## Your objective
Extract each line where the string "icon" shows up.

Dataset items

-*-

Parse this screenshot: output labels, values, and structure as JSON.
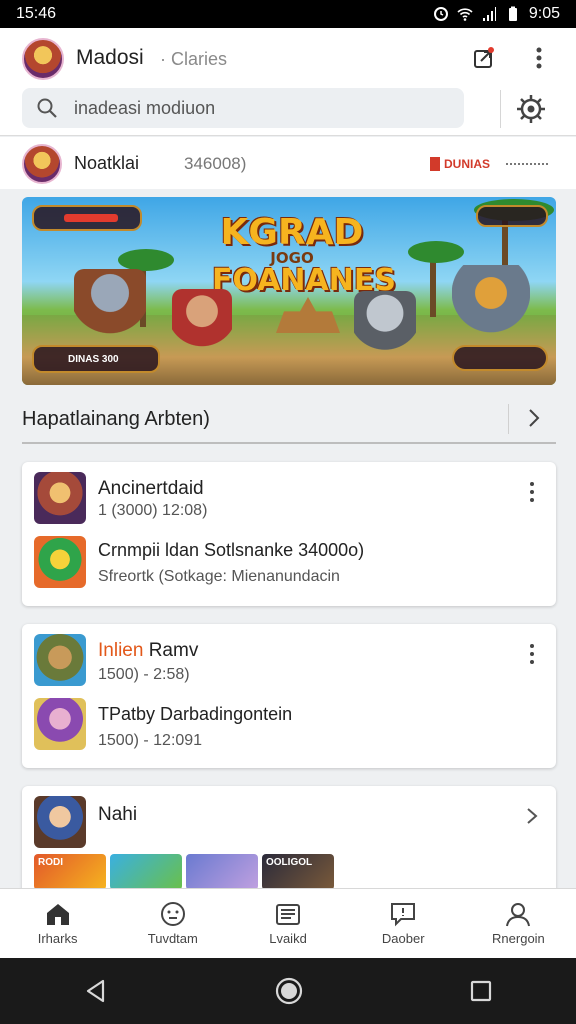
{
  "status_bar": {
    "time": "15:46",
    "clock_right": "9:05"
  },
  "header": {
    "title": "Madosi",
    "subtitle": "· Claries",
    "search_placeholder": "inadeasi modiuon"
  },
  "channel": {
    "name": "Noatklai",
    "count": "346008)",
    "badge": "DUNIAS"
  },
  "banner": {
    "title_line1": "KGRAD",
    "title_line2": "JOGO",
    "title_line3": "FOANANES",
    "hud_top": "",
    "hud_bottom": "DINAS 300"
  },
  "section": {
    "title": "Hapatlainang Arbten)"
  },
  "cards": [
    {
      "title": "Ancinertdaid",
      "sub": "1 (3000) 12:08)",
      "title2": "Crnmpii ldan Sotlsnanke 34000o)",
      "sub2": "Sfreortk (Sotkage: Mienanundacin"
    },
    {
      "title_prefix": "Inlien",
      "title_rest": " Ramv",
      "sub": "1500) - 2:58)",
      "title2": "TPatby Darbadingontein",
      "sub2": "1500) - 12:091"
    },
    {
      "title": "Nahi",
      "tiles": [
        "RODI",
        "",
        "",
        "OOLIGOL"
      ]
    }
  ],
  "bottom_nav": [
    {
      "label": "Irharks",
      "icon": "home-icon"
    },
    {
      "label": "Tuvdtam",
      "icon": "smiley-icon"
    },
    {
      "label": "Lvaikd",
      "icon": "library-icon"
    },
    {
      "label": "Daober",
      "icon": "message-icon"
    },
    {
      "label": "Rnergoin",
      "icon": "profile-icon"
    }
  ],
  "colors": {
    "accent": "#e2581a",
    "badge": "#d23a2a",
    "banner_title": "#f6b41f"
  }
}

-*-

## Result
      "icon": "home-icon"
      "icon": "smiley-icon"
      "icon": "library-icon"
      "icon": "message-icon"
      "icon": "profile-icon"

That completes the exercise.